--- start of Dataset records ---
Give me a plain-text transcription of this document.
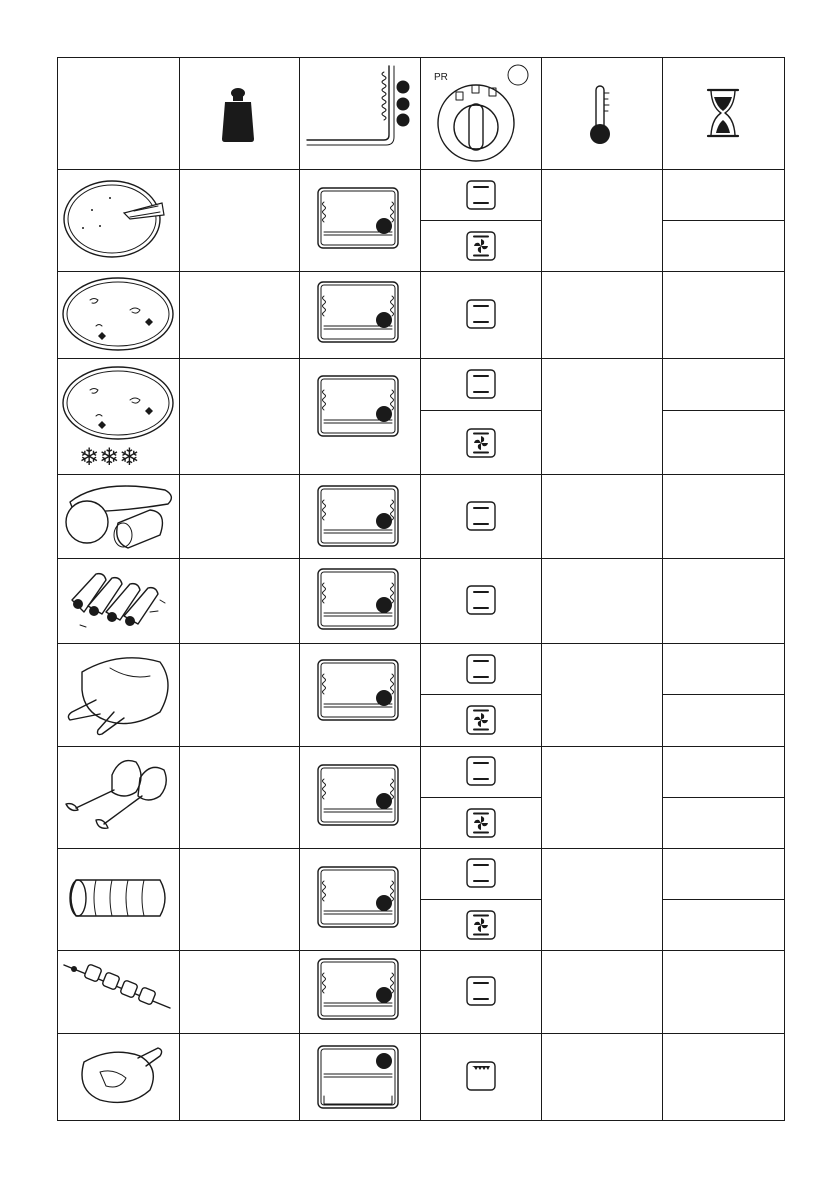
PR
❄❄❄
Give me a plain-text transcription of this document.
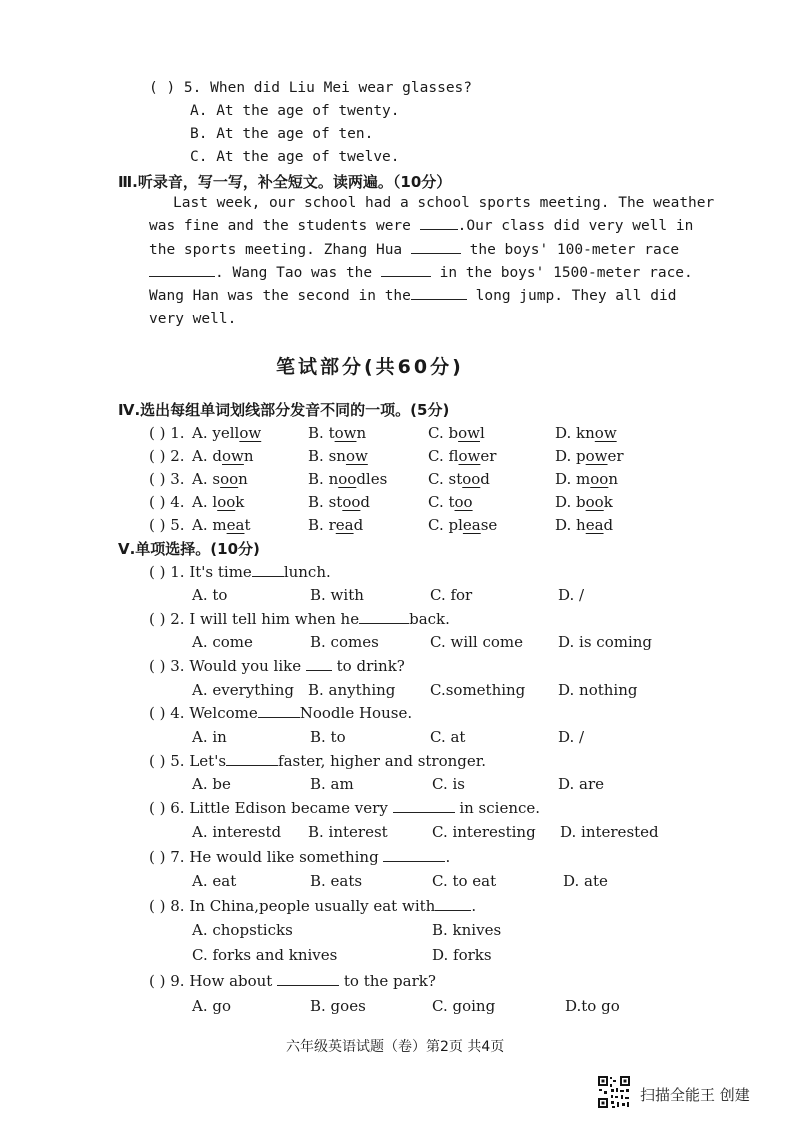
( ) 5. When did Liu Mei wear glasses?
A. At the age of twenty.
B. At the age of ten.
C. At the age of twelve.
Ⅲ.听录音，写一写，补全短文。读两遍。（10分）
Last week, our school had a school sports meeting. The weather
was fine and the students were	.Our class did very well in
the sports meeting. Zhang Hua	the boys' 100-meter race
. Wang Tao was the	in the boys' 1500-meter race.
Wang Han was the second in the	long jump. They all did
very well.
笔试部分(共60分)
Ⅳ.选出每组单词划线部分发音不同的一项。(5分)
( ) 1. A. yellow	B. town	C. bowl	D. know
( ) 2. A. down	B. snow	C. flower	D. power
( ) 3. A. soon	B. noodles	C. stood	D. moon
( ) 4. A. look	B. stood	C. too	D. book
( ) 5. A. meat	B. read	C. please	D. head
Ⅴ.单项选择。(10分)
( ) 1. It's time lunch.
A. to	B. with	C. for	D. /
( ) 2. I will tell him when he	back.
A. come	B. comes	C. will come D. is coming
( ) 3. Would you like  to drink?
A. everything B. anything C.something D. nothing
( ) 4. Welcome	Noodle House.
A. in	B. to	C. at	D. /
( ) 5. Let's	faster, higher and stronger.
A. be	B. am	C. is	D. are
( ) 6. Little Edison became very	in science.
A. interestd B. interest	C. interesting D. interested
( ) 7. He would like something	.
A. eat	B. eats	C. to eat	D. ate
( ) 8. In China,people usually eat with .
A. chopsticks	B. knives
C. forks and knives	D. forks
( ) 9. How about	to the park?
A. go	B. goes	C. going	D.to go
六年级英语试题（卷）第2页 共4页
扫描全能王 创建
--- end of Dataset records ---
--- start of Dataset records ---
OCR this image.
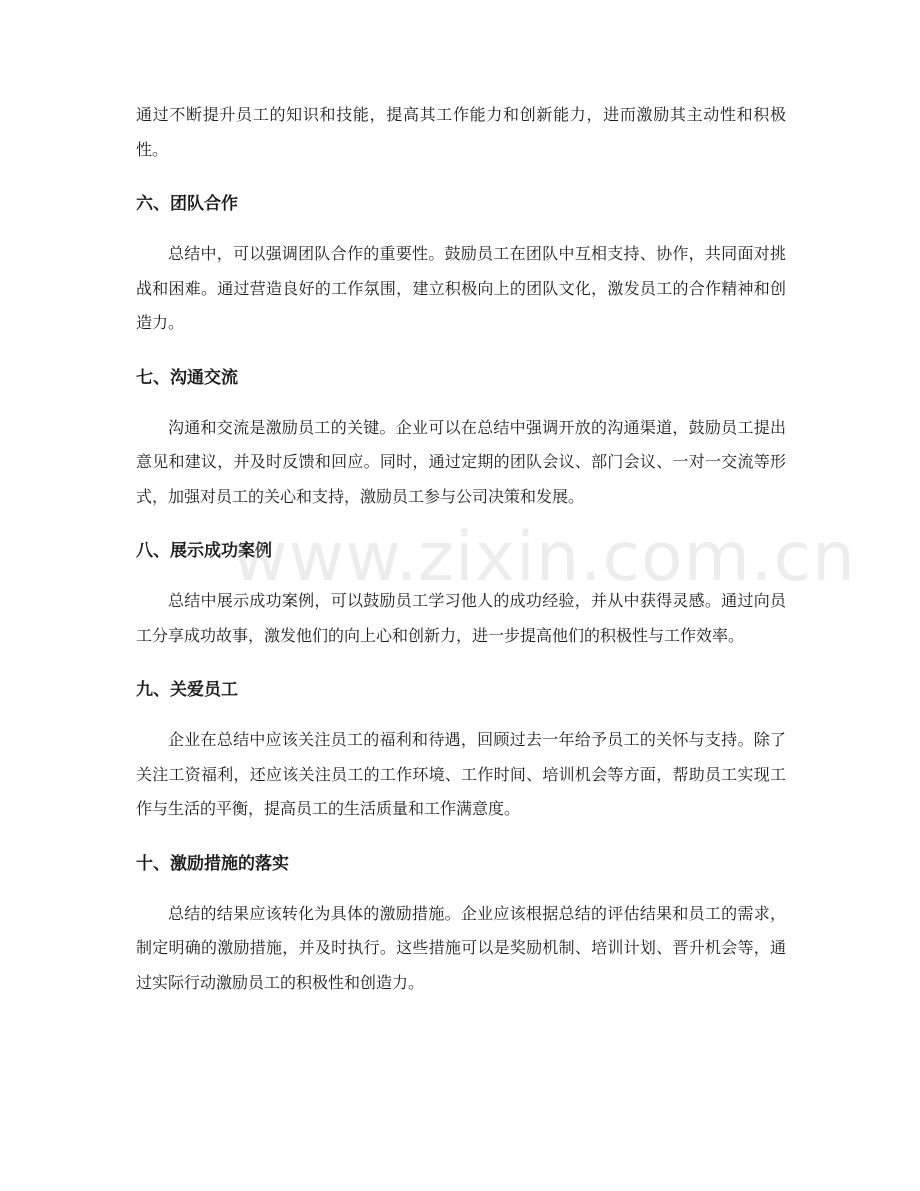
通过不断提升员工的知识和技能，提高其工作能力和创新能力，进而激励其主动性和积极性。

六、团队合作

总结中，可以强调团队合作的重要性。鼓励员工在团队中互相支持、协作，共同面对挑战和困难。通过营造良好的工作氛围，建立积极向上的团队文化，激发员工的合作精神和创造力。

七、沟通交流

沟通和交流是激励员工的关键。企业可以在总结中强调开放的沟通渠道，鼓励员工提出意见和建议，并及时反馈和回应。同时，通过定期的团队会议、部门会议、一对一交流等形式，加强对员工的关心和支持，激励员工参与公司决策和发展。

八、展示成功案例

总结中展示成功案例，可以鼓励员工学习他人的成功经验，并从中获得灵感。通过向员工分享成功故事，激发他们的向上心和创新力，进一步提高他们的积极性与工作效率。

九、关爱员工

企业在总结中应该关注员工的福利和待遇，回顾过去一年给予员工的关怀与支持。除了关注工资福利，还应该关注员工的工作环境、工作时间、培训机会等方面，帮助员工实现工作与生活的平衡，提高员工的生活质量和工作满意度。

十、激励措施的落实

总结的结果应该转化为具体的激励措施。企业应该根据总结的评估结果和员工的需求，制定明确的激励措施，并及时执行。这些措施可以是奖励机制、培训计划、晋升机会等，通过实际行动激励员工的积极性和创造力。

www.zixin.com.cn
--- end of Dataset records ---
--- start of Dataset records ---
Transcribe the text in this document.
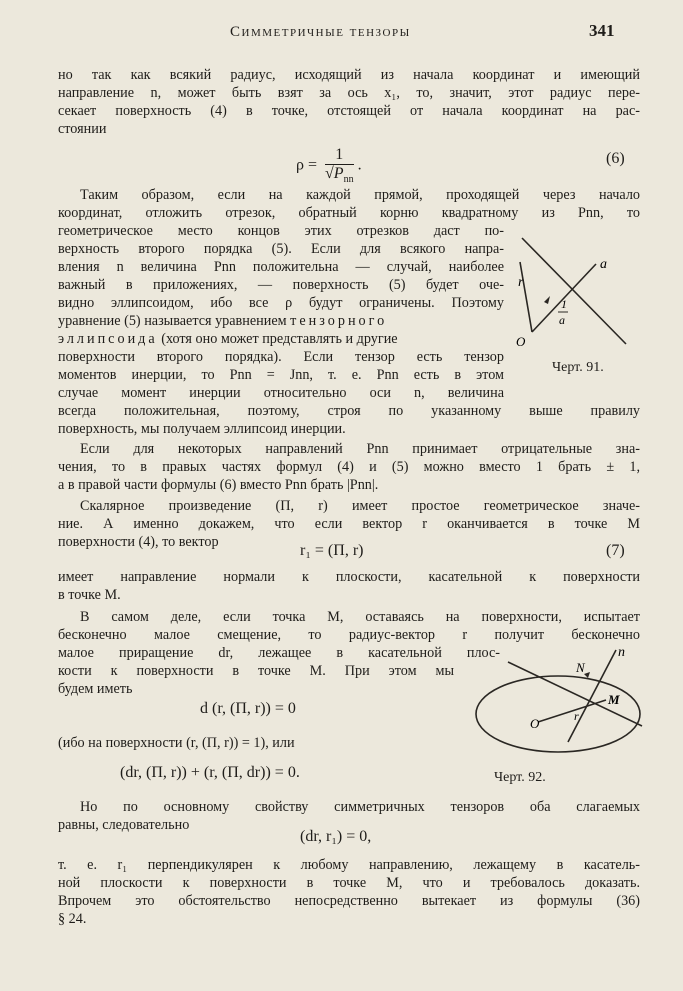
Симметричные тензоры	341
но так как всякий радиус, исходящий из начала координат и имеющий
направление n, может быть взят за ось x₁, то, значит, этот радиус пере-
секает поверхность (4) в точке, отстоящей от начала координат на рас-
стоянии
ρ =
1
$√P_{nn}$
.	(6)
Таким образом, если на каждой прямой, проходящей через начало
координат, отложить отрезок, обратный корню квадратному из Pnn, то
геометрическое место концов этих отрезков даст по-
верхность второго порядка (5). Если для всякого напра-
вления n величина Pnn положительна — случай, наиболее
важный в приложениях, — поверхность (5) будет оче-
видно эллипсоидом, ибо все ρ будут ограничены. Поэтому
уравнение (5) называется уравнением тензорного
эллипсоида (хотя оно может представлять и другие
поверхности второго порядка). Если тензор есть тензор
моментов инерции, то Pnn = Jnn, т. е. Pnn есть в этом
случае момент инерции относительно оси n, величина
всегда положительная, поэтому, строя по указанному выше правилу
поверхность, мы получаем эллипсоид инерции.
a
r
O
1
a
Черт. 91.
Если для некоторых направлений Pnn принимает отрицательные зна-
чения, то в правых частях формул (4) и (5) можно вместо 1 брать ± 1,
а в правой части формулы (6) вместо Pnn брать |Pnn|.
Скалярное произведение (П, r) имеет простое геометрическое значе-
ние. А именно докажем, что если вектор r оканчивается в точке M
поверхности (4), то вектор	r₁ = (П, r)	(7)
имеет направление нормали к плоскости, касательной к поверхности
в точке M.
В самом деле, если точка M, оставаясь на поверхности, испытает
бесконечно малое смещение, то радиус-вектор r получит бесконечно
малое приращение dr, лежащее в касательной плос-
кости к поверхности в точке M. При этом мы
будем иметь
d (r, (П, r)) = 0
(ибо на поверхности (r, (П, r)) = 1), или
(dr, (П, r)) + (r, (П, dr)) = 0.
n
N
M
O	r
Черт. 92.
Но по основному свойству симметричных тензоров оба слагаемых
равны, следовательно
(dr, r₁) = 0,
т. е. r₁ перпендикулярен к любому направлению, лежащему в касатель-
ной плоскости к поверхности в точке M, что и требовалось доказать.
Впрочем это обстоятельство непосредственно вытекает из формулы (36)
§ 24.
--- end of Dataset records ---
[What is expected]:
Look for "формулы" and pull out every line that has it.

[Response to this exercise]:
а в правой части формулы (6) вместо Pnn брать |Pnn|.
Впрочем это обстоятельство непосредственно вытекает из формулы (36)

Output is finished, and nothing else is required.